Region and label listings:
::::
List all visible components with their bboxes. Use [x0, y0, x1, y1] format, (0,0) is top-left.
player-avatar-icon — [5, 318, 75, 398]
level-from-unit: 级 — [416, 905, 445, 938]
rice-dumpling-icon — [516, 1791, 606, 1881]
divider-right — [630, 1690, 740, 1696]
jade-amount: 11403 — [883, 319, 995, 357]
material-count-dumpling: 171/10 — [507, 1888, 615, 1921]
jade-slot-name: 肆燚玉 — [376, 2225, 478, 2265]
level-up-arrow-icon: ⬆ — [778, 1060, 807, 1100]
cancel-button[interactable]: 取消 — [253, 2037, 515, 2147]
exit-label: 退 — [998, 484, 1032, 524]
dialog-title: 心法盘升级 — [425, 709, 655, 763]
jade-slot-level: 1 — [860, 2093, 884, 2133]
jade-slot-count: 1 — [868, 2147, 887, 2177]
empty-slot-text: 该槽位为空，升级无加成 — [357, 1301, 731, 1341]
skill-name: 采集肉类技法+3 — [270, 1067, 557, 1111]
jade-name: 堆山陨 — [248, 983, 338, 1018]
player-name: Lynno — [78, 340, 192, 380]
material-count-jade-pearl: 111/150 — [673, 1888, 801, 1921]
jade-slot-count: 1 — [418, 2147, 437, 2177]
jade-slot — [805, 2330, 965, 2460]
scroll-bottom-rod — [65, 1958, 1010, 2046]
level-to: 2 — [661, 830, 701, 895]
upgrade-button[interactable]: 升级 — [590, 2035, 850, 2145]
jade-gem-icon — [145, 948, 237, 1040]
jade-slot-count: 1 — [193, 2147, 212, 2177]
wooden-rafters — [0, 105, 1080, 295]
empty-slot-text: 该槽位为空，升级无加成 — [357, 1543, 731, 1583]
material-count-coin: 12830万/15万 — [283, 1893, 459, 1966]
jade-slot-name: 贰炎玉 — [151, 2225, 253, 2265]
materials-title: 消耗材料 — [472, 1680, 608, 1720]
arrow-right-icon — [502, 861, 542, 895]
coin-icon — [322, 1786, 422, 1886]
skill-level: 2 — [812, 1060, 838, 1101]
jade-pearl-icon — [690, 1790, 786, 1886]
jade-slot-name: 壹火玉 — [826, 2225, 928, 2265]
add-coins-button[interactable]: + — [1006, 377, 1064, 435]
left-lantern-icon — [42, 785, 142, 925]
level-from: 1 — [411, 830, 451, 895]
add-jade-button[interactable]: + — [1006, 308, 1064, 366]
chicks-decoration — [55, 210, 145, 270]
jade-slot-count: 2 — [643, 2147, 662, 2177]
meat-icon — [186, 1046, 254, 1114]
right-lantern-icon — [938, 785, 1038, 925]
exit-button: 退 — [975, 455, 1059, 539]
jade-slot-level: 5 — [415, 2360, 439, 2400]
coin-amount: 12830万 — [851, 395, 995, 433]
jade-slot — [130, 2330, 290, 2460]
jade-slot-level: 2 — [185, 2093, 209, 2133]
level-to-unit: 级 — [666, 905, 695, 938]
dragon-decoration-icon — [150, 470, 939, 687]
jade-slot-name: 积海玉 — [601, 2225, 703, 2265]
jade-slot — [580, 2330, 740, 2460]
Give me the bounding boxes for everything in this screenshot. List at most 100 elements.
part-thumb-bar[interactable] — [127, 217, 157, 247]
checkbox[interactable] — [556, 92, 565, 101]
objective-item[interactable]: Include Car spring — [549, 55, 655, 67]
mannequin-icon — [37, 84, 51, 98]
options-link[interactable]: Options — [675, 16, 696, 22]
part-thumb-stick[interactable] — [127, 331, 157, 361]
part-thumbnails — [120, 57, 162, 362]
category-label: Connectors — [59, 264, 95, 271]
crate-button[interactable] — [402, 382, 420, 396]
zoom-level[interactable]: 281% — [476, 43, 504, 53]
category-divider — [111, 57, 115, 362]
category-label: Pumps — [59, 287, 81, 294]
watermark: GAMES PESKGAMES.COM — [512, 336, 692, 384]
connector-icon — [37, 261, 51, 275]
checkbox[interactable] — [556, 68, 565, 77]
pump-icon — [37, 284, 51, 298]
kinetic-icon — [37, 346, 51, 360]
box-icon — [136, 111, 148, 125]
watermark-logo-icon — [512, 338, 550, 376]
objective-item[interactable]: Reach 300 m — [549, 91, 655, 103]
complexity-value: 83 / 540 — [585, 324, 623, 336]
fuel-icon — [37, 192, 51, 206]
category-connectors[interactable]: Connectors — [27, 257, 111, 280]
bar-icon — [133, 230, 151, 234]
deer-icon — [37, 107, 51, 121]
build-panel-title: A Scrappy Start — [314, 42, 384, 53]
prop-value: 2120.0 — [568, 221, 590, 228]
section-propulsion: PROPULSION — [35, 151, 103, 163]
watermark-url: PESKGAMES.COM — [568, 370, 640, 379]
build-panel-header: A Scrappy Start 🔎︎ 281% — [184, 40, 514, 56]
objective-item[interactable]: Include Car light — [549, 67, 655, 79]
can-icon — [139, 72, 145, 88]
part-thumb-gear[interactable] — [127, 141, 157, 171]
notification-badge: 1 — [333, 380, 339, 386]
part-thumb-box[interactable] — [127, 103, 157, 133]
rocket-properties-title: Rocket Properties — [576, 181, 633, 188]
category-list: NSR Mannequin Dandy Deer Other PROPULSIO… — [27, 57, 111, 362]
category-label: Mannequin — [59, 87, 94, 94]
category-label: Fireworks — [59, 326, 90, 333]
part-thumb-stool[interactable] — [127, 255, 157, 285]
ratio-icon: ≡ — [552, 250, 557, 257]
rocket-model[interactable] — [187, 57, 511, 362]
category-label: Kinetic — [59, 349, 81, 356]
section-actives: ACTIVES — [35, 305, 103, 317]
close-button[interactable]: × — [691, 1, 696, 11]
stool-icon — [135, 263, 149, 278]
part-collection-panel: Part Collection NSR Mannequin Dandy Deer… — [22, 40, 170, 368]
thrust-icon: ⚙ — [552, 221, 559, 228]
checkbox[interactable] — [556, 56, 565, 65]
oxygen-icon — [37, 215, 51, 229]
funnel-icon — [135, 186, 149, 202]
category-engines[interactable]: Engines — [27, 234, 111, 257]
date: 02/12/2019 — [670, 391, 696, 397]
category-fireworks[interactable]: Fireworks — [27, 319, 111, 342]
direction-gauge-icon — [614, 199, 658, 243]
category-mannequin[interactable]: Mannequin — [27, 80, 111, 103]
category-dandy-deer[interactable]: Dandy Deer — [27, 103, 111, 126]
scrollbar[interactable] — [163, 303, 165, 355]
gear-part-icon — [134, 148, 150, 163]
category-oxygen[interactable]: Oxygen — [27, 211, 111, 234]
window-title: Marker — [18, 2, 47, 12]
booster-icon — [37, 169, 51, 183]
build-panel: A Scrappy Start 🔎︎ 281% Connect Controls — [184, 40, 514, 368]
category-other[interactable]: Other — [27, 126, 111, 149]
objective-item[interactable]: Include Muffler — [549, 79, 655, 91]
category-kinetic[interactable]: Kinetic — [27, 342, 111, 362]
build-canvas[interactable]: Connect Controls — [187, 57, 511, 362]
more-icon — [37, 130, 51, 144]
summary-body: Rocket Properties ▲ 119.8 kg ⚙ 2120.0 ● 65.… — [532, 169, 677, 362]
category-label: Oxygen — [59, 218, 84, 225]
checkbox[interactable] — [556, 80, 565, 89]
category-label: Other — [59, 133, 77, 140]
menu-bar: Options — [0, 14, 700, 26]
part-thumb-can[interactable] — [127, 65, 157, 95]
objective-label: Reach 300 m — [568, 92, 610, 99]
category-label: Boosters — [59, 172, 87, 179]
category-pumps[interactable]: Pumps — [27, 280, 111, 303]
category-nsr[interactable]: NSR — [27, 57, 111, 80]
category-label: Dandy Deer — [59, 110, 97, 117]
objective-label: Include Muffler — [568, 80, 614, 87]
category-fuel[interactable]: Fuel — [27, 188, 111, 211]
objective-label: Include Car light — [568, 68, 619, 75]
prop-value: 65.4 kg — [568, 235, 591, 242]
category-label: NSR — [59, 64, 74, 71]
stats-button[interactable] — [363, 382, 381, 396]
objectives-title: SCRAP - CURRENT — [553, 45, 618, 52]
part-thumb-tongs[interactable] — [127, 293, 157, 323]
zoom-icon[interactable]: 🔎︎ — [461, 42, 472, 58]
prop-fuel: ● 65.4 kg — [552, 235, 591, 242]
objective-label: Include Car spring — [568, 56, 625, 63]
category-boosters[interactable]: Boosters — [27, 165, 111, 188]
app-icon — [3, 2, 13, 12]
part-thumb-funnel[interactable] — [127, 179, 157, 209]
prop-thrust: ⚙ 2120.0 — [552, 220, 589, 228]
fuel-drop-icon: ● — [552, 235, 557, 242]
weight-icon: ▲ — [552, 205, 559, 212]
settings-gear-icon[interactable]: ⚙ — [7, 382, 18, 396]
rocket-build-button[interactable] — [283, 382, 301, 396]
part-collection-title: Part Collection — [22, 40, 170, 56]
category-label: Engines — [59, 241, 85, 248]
::::
▶ [Set exercise]
Copy out the data from its very first line through the line containing "coin-icon — [322, 1786, 422, 1886]", keeping both ends and leaving every line unchanged.

▶ [Output below]
List all visible components with their bboxes. Use [x0, y0, x1, y1] format, (0,0) is top-left.
player-avatar-icon — [5, 318, 75, 398]
level-from-unit: 级 — [416, 905, 445, 938]
rice-dumpling-icon — [516, 1791, 606, 1881]
divider-right — [630, 1690, 740, 1696]
jade-amount: 11403 — [883, 319, 995, 357]
material-count-dumpling: 171/10 — [507, 1888, 615, 1921]
jade-slot-name: 肆燚玉 — [376, 2225, 478, 2265]
level-up-arrow-icon: ⬆ — [778, 1060, 807, 1100]
cancel-button[interactable]: 取消 — [253, 2037, 515, 2147]
exit-label: 退 — [998, 484, 1032, 524]
dialog-title: 心法盘升级 — [425, 709, 655, 763]
jade-slot-level: 1 — [860, 2093, 884, 2133]
jade-slot-count: 1 — [868, 2147, 887, 2177]
empty-slot-text: 该槽位为空，升级无加成 — [357, 1301, 731, 1341]
skill-name: 采集肉类技法+3 — [270, 1067, 557, 1111]
jade-name: 堆山陨 — [248, 983, 338, 1018]
player-name: Lynno — [78, 340, 192, 380]
material-count-jade-pearl: 111/150 — [673, 1888, 801, 1921]
jade-slot-count: 1 — [418, 2147, 437, 2177]
jade-slot — [805, 2330, 965, 2460]
scroll-bottom-rod — [65, 1958, 1010, 2046]
level-to: 2 — [661, 830, 701, 895]
upgrade-button[interactable]: 升级 — [590, 2035, 850, 2145]
jade-gem-icon — [145, 948, 237, 1040]
jade-slot-count: 1 — [193, 2147, 212, 2177]
wooden-rafters — [0, 105, 1080, 295]
empty-slot-text: 该槽位为空，升级无加成 — [357, 1543, 731, 1583]
material-count-coin: 12830万/15万 — [283, 1893, 459, 1966]
jade-slot-name: 贰炎玉 — [151, 2225, 253, 2265]
materials-title: 消耗材料 — [472, 1680, 608, 1720]
arrow-right-icon — [502, 861, 542, 895]
coin-icon — [322, 1786, 422, 1886]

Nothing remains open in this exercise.